:: Provided entries

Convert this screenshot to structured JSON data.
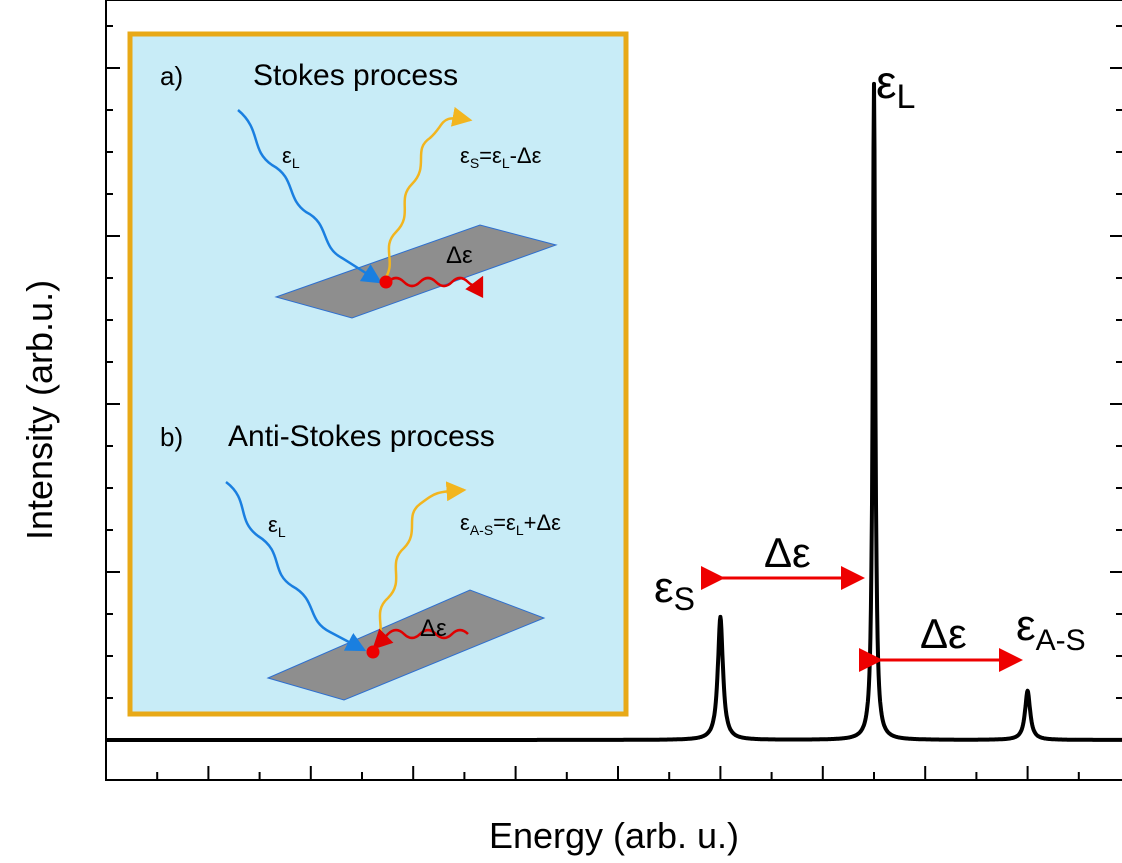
{
  "axes": {
    "xlabel": "Energy (arb. u.)",
    "ylabel": "Intensity (arb.u.)"
  },
  "chart_data": {
    "type": "line",
    "title": "",
    "xlabel": "Energy (arb. u.)",
    "ylabel": "Intensity (arb.u.)",
    "grid": false,
    "series": [
      {
        "peaks": [
          {
            "label": "ε_S",
            "x": 0.6,
            "height": 0.15
          },
          {
            "label": "ε_L",
            "x": 0.75,
            "height": 0.8
          },
          {
            "label": "ε_A-S",
            "x": 0.9,
            "height": 0.06
          }
        ]
      }
    ],
    "annotations": [
      "Δε",
      "Δε"
    ]
  },
  "peaks": {
    "stokes_symbol": "ε",
    "stokes_sub": "S",
    "laser_symbol": "ε",
    "laser_sub": "L",
    "antistokes_symbol": "ε",
    "antistokes_sub": "A-S",
    "delta_left": "Δε",
    "delta_right": "Δε"
  },
  "inset": {
    "a_label": "a)",
    "a_title": "Stokes process",
    "a_in_sym": "ε",
    "a_in_sub": "L",
    "a_out_eq": [
      "ε",
      "S",
      "=ε",
      "L",
      "-Δε"
    ],
    "a_phonon": "Δε",
    "b_label": "b)",
    "b_title": "Anti-Stokes process",
    "b_in_sym": "ε",
    "b_in_sub": "L",
    "b_out_eq": [
      "ε",
      "A-S",
      "=ε",
      "L",
      "+Δε"
    ],
    "b_phonon": "Δε"
  },
  "colors": {
    "inset_bg": "#c8ecf7",
    "inset_border": "#e8a917",
    "laser_wave": "#1a7fe0",
    "scattered_wave": "#f2b51f",
    "phonon": "#e00000",
    "surface": "#8e8e8e",
    "arrow": "#ee0000"
  }
}
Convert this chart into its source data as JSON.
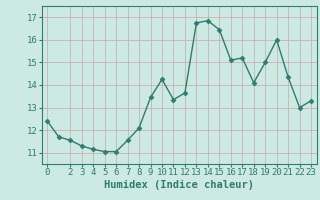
{
  "xlabel": "Humidex (Indice chaleur)",
  "ylabel": "",
  "x_values": [
    0,
    1,
    2,
    3,
    4,
    5,
    6,
    7,
    8,
    9,
    10,
    11,
    12,
    13,
    14,
    15,
    16,
    17,
    18,
    19,
    20,
    21,
    22,
    23
  ],
  "y_values": [
    12.4,
    11.7,
    11.55,
    11.3,
    11.15,
    11.05,
    11.05,
    11.55,
    12.1,
    13.45,
    14.25,
    13.35,
    13.65,
    16.75,
    16.85,
    16.45,
    15.1,
    15.2,
    14.1,
    15.0,
    16.0,
    14.35,
    13.0,
    13.3
  ],
  "line_color": "#2e7d6e",
  "marker": "D",
  "marker_size": 2.5,
  "line_width": 1.0,
  "bg_color": "#cce9e4",
  "grid_color": "#c8a8a8",
  "tick_color": "#2e7d6e",
  "ylim": [
    10.5,
    17.5
  ],
  "xlim": [
    -0.5,
    23.5
  ],
  "yticks": [
    11,
    12,
    13,
    14,
    15,
    16,
    17
  ],
  "xticks": [
    0,
    2,
    3,
    4,
    5,
    6,
    7,
    8,
    9,
    10,
    11,
    12,
    13,
    14,
    15,
    16,
    17,
    18,
    19,
    20,
    21,
    22,
    23
  ],
  "xlabel_fontsize": 7.5,
  "tick_fontsize": 6.5
}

::::

- _Task details_: Leave out the pictures and transcribe the entries above exactly.

- _Expected output_:
Convert this screenshot to structured JSON data.
{
  "axes": {
    "xlabel": "Energy (arb. u.)",
    "ylabel": "Intensity (arb.u.)"
  },
  "chart_data": {
    "type": "line",
    "title": "",
    "xlabel": "Energy (arb. u.)",
    "ylabel": "Intensity (arb.u.)",
    "grid": false,
    "series": [
      {
        "peaks": [
          {
            "label": "ε_S",
            "x": 0.6,
            "height": 0.15
          },
          {
            "label": "ε_L",
            "x": 0.75,
            "height": 0.8
          },
          {
            "label": "ε_A-S",
            "x": 0.9,
            "height": 0.06
          }
        ]
      }
    ],
    "annotations": [
      "Δε",
      "Δε"
    ]
  },
  "peaks": {
    "stokes_symbol": "ε",
    "stokes_sub": "S",
    "laser_symbol": "ε",
    "laser_sub": "L",
    "antistokes_symbol": "ε",
    "antistokes_sub": "A-S",
    "delta_left": "Δε",
    "delta_right": "Δε"
  },
  "inset": {
    "a_label": "a)",
    "a_title": "Stokes process",
    "a_in_sym": "ε",
    "a_in_sub": "L",
    "a_out_eq": [
      "ε",
      "S",
      "=ε",
      "L",
      "-Δε"
    ],
    "a_phonon": "Δε",
    "b_label": "b)",
    "b_title": "Anti-Stokes process",
    "b_in_sym": "ε",
    "b_in_sub": "L",
    "b_out_eq": [
      "ε",
      "A-S",
      "=ε",
      "L",
      "+Δε"
    ],
    "b_phonon": "Δε"
  },
  "colors": {
    "inset_bg": "#c8ecf7",
    "inset_border": "#e8a917",
    "laser_wave": "#1a7fe0",
    "scattered_wave": "#f2b51f",
    "phonon": "#e00000",
    "surface": "#8e8e8e",
    "arrow": "#ee0000"
  }
}
Convert this chart into its source data as JSON.
{
  "xlabel": "Humidex (Indice chaleur)",
  "ylabel": "",
  "x_values": [
    0,
    1,
    2,
    3,
    4,
    5,
    6,
    7,
    8,
    9,
    10,
    11,
    12,
    13,
    14,
    15,
    16,
    17,
    18,
    19,
    20,
    21,
    22,
    23
  ],
  "y_values": [
    12.4,
    11.7,
    11.55,
    11.3,
    11.15,
    11.05,
    11.05,
    11.55,
    12.1,
    13.45,
    14.25,
    13.35,
    13.65,
    16.75,
    16.85,
    16.45,
    15.1,
    15.2,
    14.1,
    15.0,
    16.0,
    14.35,
    13.0,
    13.3
  ],
  "line_color": "#2e7d6e",
  "marker": "D",
  "marker_size": 2.5,
  "line_width": 1.0,
  "bg_color": "#cce9e4",
  "grid_color": "#c8a8a8",
  "tick_color": "#2e7d6e",
  "ylim": [
    10.5,
    17.5
  ],
  "xlim": [
    -0.5,
    23.5
  ],
  "yticks": [
    11,
    12,
    13,
    14,
    15,
    16,
    17
  ],
  "xticks": [
    0,
    2,
    3,
    4,
    5,
    6,
    7,
    8,
    9,
    10,
    11,
    12,
    13,
    14,
    15,
    16,
    17,
    18,
    19,
    20,
    21,
    22,
    23
  ],
  "xlabel_fontsize": 7.5,
  "tick_fontsize": 6.5
}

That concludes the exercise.